TASK DIRECTIONS: Work out the number of lines in the records that include the word "TradingView"; reply with that number alone.

===== INPUT DATA

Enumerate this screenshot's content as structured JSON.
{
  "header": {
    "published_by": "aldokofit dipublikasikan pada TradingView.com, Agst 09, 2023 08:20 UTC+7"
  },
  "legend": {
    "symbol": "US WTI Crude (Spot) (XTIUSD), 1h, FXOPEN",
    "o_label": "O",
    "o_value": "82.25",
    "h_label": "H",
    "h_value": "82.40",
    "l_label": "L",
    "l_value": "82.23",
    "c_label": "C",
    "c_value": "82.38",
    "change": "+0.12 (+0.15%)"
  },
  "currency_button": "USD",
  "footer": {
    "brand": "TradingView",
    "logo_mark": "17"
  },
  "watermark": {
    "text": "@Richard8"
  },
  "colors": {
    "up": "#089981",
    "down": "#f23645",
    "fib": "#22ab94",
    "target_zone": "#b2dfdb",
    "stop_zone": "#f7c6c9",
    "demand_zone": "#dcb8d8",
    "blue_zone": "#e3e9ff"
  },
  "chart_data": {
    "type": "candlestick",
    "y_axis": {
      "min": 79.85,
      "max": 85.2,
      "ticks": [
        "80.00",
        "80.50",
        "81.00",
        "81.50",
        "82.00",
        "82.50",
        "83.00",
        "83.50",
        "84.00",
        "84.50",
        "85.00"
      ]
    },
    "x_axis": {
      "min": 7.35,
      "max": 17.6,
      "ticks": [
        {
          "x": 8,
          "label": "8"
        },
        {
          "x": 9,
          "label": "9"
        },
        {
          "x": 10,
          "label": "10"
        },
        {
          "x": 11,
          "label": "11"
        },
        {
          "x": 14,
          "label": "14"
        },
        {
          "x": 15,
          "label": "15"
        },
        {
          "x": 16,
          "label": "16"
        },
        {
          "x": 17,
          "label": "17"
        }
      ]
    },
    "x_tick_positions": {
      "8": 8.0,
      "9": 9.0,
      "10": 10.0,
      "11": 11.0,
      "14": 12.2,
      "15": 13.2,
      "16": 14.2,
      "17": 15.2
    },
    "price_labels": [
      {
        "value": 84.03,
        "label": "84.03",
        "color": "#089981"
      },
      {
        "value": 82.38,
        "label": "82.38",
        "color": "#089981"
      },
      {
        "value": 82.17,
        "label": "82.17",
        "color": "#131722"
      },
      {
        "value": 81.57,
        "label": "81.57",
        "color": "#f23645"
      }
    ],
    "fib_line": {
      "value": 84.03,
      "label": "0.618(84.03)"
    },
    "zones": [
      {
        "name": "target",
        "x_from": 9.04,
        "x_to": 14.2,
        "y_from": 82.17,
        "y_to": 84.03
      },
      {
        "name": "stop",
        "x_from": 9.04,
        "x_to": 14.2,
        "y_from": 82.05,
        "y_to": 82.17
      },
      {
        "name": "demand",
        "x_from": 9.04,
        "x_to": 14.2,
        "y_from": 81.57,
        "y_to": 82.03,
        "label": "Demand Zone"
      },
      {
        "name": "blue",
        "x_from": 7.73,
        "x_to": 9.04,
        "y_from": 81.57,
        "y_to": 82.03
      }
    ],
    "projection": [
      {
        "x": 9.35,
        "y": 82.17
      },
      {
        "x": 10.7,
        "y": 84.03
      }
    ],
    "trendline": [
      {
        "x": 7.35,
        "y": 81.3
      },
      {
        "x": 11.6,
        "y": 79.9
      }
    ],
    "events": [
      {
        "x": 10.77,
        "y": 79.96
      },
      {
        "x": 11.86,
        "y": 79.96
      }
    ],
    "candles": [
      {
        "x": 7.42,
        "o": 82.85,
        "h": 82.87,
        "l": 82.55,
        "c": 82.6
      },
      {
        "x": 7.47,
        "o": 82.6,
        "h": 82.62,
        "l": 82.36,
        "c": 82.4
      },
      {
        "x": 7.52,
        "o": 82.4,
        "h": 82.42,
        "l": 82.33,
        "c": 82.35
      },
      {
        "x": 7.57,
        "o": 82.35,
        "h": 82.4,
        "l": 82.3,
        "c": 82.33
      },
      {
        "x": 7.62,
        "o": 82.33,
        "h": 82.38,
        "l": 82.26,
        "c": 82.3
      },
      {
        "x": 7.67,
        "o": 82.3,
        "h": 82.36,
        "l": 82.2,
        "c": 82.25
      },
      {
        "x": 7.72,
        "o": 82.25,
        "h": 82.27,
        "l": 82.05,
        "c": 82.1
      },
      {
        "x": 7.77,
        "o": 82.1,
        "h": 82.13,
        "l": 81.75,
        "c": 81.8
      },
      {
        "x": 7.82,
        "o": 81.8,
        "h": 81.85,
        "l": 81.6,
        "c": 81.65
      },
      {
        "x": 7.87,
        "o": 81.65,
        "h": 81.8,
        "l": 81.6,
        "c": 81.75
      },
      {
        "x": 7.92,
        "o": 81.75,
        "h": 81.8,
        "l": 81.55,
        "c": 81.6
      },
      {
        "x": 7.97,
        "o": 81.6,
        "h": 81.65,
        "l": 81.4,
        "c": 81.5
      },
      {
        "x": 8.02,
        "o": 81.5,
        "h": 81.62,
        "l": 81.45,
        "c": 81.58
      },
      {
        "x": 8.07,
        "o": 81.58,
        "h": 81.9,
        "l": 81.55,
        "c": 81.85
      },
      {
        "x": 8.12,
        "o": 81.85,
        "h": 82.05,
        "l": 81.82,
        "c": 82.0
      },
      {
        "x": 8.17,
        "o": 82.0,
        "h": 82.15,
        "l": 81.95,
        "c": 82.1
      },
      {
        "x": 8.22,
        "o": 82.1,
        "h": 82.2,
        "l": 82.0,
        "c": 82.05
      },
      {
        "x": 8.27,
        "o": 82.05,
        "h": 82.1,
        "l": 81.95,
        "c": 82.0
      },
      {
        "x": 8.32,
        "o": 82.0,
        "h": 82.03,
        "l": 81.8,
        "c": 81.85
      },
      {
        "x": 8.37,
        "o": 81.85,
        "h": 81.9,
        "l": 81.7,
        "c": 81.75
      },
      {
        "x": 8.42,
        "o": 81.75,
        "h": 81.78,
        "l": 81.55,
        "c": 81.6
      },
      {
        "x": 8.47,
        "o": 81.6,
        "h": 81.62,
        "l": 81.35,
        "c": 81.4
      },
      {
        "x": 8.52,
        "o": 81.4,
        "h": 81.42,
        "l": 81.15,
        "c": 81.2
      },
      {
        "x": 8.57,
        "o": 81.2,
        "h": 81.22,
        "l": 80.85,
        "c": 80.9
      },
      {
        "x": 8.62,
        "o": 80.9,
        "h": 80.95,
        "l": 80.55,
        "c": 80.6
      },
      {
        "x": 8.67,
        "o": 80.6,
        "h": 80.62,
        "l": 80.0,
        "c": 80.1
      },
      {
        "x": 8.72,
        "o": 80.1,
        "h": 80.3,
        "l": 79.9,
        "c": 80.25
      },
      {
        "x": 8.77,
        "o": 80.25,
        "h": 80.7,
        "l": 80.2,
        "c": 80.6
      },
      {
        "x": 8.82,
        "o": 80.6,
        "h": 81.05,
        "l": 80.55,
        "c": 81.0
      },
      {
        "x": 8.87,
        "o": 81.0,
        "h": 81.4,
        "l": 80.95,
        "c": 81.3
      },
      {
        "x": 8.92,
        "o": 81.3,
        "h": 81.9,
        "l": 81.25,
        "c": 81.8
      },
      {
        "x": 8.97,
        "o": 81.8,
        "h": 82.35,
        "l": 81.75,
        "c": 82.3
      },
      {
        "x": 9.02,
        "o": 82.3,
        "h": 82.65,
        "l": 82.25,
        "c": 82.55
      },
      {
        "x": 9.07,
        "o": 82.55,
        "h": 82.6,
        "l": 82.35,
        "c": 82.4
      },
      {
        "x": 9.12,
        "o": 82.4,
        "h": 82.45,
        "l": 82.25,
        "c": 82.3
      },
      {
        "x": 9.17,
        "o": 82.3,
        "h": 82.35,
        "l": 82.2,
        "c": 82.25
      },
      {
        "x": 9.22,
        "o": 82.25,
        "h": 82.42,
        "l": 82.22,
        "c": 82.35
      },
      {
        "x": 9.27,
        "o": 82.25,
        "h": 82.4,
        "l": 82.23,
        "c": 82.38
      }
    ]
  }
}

==========

THE RESULT: 2